## WORK TO DO
Go through the entries below and copy each line containing the word "ADOPT".

## Dataset items

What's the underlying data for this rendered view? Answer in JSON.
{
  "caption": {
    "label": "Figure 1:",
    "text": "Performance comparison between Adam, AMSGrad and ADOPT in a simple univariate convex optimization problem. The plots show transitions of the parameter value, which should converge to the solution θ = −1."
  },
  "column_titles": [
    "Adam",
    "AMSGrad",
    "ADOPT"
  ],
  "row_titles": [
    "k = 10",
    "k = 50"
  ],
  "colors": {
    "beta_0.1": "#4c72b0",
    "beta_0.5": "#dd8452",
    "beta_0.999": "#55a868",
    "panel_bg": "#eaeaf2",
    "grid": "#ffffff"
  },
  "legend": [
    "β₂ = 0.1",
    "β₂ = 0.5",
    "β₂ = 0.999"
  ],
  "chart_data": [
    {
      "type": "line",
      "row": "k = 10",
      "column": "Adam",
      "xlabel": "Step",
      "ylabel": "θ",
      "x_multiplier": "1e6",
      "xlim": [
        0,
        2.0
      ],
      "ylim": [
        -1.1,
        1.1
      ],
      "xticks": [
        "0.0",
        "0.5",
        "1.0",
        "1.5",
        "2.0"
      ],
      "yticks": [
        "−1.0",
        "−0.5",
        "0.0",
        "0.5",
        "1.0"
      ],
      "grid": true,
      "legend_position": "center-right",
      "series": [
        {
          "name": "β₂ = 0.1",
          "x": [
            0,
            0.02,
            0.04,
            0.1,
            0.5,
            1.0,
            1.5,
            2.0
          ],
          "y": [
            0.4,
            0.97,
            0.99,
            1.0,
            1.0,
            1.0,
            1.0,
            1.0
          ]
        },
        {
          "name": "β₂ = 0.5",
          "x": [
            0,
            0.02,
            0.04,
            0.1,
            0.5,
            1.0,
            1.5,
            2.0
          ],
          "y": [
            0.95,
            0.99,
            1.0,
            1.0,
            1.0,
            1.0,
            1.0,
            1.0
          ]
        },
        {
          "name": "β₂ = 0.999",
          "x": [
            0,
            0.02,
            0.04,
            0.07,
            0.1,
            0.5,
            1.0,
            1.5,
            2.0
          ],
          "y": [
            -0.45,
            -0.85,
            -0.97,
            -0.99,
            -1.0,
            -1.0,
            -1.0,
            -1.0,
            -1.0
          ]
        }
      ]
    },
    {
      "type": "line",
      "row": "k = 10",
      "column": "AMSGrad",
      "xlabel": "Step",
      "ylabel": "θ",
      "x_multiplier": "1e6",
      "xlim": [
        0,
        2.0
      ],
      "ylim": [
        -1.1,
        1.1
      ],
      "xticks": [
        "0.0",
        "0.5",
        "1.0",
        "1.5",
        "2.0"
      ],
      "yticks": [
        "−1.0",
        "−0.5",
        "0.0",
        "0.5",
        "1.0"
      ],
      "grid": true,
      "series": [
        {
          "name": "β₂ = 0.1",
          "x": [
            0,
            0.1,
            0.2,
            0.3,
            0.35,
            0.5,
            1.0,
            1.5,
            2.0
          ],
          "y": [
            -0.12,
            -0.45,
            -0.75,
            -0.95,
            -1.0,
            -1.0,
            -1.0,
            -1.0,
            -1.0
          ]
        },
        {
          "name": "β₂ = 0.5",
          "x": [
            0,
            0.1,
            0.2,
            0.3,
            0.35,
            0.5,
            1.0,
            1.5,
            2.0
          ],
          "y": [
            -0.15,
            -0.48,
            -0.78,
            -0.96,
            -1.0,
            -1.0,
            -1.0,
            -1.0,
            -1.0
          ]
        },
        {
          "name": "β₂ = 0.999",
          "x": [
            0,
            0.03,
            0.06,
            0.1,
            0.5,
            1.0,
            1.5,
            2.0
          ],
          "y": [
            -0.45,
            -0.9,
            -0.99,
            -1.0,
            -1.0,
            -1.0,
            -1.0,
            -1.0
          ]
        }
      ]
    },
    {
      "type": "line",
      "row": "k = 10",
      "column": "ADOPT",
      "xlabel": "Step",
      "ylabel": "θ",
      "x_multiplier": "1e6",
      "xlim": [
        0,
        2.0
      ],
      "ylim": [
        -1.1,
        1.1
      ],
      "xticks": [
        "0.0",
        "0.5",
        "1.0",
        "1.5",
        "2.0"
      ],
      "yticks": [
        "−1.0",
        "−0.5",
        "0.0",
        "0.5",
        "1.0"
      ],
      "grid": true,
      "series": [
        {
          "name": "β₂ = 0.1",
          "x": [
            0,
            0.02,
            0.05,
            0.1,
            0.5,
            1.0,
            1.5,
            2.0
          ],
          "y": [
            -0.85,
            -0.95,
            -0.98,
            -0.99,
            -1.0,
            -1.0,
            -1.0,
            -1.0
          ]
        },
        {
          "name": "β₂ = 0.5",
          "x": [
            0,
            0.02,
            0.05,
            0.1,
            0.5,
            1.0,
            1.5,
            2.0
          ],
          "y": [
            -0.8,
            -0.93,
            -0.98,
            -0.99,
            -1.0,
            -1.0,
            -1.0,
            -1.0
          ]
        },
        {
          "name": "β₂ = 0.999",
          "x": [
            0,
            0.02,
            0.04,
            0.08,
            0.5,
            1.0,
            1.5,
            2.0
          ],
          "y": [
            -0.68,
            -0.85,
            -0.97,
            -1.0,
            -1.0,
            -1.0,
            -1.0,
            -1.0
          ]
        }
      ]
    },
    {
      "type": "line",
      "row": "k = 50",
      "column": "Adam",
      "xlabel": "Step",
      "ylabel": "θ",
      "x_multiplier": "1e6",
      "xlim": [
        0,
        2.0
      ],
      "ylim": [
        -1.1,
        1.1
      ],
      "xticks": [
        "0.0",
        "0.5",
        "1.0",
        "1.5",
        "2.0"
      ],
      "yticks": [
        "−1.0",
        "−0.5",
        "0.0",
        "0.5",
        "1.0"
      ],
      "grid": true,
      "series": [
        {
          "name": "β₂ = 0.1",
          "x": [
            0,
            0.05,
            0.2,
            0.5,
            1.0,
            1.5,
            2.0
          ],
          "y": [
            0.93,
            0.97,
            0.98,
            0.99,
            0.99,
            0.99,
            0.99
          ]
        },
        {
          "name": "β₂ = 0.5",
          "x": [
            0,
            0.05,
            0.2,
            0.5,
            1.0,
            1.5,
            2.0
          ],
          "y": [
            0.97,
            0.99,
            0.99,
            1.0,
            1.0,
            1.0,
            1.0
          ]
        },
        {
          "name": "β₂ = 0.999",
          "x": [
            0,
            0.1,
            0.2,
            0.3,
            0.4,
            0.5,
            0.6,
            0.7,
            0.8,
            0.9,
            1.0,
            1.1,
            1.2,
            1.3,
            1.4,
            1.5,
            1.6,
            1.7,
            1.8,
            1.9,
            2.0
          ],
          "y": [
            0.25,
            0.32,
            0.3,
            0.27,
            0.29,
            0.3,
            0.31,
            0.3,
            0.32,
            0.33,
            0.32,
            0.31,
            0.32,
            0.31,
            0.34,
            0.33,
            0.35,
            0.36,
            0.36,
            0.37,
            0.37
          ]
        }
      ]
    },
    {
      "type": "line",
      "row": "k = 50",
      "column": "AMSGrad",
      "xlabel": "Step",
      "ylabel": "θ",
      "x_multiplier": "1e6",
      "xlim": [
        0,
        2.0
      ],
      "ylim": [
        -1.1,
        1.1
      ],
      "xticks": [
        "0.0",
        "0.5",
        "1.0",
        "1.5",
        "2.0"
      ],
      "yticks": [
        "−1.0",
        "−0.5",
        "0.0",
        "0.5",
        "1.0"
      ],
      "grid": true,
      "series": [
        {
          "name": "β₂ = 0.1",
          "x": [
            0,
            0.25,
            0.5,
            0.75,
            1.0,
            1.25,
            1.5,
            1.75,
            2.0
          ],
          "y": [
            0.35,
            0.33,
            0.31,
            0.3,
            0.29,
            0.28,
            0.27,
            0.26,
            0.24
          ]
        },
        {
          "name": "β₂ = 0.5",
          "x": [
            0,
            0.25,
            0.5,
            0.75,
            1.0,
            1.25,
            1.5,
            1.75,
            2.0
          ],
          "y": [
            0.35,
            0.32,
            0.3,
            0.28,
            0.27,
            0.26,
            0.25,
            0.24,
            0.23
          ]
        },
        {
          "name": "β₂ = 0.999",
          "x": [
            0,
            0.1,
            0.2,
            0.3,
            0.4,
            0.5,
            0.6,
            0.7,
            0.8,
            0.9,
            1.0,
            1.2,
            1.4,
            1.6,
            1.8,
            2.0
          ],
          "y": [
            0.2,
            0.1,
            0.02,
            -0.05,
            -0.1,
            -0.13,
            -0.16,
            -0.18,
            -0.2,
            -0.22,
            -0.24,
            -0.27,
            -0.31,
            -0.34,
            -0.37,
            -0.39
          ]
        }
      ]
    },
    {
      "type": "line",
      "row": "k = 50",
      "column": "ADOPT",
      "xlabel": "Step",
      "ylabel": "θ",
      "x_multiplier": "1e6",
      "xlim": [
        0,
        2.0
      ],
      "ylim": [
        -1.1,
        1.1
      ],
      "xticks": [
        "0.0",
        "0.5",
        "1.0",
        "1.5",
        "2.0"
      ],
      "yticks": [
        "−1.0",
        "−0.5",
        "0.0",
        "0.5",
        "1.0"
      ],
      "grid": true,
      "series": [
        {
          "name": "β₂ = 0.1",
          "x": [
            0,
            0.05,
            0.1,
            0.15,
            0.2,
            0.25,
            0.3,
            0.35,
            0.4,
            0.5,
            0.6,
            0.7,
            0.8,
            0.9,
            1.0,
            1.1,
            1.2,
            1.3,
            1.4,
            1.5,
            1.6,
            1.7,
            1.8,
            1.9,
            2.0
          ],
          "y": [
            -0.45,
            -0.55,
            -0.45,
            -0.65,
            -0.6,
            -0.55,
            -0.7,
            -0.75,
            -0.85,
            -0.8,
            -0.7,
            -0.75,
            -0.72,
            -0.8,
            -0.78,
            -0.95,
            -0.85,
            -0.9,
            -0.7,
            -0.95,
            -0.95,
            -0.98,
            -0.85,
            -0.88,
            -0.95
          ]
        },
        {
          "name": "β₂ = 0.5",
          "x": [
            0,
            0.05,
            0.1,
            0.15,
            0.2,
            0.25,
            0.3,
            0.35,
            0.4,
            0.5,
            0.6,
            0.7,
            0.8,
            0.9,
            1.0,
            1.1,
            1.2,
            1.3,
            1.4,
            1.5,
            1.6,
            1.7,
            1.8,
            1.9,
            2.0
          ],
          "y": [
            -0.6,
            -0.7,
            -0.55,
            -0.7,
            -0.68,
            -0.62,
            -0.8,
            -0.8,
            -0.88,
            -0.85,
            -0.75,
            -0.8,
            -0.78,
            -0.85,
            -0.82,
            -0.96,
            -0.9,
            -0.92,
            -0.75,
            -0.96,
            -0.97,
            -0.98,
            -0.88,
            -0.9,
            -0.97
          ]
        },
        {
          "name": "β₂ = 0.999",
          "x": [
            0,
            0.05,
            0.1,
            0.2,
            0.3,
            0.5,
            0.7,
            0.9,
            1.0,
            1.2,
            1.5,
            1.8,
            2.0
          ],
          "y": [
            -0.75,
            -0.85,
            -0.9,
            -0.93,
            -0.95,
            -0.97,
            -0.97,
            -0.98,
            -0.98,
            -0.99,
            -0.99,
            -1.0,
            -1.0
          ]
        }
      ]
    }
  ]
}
--
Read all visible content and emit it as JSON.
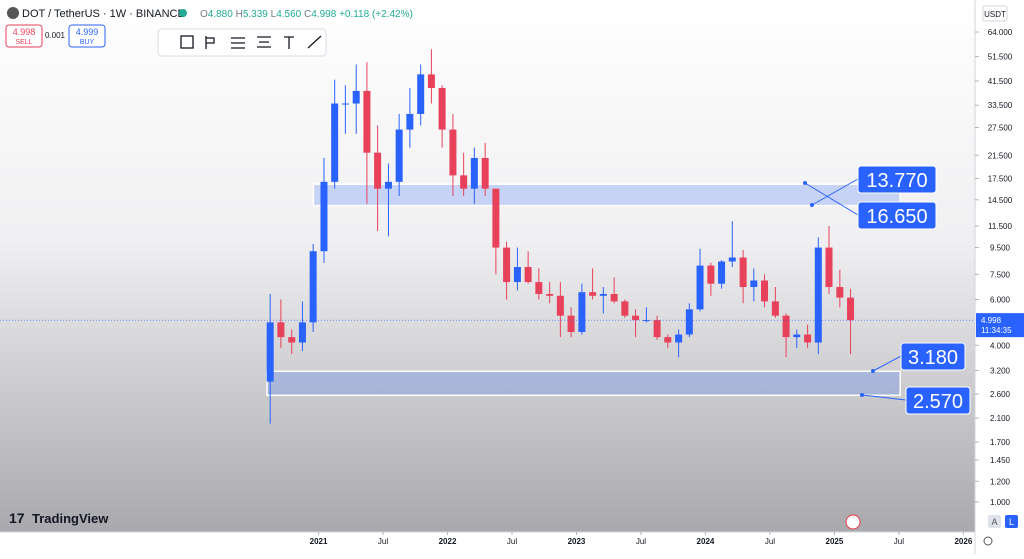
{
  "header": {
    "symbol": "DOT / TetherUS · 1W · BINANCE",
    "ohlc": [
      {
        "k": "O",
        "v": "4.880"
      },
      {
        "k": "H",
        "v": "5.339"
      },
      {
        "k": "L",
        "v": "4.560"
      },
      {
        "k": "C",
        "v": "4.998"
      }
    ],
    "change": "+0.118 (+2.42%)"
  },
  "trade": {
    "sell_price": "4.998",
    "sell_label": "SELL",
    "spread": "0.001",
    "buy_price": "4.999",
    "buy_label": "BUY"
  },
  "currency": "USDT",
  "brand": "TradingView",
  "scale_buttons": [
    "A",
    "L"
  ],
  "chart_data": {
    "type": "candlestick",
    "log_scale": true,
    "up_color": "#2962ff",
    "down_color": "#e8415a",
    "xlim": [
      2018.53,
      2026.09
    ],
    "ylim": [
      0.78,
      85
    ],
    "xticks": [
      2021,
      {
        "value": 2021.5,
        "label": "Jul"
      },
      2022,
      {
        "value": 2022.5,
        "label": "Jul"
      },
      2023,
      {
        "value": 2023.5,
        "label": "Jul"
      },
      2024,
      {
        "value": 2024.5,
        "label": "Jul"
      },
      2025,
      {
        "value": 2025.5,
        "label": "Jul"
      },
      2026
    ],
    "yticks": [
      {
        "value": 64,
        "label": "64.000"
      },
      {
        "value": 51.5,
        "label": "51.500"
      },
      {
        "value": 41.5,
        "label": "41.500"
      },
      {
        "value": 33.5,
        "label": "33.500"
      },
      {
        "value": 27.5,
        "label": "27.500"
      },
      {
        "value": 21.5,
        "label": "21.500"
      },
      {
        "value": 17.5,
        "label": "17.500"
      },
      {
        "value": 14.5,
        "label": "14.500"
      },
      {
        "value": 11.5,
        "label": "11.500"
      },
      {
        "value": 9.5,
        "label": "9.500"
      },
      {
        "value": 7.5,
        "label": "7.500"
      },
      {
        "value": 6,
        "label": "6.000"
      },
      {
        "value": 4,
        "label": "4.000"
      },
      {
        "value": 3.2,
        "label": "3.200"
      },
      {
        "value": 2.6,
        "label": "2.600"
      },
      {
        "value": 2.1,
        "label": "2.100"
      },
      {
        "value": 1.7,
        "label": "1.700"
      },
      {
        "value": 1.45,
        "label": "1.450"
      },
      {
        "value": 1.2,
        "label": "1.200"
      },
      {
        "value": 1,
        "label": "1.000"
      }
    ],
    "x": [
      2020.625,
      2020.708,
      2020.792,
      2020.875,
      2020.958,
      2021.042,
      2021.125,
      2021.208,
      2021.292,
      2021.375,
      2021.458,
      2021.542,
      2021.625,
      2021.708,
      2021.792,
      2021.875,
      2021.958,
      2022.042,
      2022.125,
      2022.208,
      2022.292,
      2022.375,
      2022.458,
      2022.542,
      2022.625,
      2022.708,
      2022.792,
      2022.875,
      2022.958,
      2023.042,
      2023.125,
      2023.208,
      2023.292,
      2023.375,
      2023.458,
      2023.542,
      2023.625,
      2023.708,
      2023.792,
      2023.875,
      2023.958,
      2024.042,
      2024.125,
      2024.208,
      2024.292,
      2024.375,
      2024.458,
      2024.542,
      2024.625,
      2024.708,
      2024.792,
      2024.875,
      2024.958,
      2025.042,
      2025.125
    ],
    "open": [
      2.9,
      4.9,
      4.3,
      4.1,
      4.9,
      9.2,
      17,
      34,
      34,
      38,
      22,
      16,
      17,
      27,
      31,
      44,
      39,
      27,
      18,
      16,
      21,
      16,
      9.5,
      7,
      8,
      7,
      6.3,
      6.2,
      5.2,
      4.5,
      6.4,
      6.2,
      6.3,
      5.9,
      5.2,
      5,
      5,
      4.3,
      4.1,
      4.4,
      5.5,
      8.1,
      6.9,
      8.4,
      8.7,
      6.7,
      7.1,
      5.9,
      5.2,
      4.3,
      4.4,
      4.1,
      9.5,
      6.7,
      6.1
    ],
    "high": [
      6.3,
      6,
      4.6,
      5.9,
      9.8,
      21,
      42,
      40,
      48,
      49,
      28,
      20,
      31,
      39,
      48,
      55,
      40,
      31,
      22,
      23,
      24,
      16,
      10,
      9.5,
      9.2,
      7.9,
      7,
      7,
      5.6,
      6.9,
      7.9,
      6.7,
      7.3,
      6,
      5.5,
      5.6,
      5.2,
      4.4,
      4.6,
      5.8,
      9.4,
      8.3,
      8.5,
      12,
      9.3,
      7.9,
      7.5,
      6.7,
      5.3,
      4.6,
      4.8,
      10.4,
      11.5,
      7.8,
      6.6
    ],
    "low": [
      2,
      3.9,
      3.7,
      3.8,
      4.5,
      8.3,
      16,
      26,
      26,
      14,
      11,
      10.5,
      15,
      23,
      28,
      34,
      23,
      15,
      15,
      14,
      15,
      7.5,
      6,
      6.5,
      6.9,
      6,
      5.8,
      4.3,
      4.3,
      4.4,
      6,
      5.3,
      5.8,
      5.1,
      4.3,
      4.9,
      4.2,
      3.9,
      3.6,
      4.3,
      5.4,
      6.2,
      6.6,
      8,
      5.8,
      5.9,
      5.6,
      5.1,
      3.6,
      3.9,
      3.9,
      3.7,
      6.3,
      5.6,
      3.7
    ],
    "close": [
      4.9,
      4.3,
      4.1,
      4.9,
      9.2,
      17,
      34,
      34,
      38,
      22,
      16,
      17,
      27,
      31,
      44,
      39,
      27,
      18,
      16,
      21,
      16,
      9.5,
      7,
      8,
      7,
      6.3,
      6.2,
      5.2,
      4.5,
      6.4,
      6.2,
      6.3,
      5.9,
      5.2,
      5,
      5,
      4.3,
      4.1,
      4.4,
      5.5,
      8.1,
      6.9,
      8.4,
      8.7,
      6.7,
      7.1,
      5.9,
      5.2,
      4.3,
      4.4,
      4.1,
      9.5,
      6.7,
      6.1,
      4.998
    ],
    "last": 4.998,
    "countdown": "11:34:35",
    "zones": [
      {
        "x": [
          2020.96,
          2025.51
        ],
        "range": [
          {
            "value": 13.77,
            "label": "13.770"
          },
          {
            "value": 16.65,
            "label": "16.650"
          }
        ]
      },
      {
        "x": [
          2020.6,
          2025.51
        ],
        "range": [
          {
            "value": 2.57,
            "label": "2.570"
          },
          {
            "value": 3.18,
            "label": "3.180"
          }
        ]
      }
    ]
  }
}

## WRITTEN SOLUTION
    "text": "Performance comparison between Adam, AMSGrad and ADOPT in a simple univariate convex optimization problem. The plots show transitions of the parameter value, which should converge to the solution θ = −1."
    "ADOPT"
      "column": "ADOPT",
      "column": "ADOPT",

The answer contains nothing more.